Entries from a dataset
-----
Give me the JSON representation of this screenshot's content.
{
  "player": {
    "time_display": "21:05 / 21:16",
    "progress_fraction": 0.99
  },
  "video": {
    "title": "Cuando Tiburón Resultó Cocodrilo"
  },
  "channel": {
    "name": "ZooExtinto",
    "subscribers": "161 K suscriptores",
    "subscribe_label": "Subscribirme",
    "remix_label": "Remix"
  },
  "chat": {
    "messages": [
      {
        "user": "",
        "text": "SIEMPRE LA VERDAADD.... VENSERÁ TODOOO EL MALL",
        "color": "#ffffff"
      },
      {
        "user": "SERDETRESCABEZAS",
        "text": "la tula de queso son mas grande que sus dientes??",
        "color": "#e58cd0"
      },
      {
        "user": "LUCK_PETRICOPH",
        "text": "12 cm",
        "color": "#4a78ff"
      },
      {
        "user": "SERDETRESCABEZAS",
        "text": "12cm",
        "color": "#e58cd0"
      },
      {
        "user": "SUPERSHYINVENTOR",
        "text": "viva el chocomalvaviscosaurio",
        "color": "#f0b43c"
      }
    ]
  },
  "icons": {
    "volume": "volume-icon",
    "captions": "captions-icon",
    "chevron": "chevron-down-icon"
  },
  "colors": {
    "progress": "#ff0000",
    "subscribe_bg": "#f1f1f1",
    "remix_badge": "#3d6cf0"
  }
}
-----
Extract all of the material exactly as it is written.

Give me the JSON representation of this screenshot's content.
{
  "player": {
    "time_display": "21:05 / 21:16",
    "progress_fraction": 0.99
  },
  "video": {
    "title": "Cuando Tiburón Resultó Cocodrilo"
  },
  "channel": {
    "name": "ZooExtinto",
    "subscribers": "161 K suscriptores",
    "subscribe_label": "Subscribirme",
    "remix_label": "Remix"
  },
  "chat": {
    "messages": [
      {
        "user": "",
        "text": "SIEMPRE LA VERDAADD.... VENSERÁ TODOOO EL MALL",
        "color": "#ffffff"
      },
      {
        "user": "SERDETRESCABEZAS",
        "text": "la tula de queso son mas grande que sus dientes??",
        "color": "#e58cd0"
      },
      {
        "user": "LUCK_PETRICOPH",
        "text": "12 cm",
        "color": "#4a78ff"
      },
      {
        "user": "SERDETRESCABEZAS",
        "text": "12cm",
        "color": "#e58cd0"
      },
      {
        "user": "SUPERSHYINVENTOR",
        "text": "viva el chocomalvaviscosaurio",
        "color": "#f0b43c"
      }
    ]
  },
  "icons": {
    "volume": "volume-icon",
    "captions": "captions-icon",
    "chevron": "chevron-down-icon"
  },
  "colors": {
    "progress": "#ff0000",
    "subscribe_bg": "#f1f1f1",
    "remix_badge": "#3d6cf0"
  }
}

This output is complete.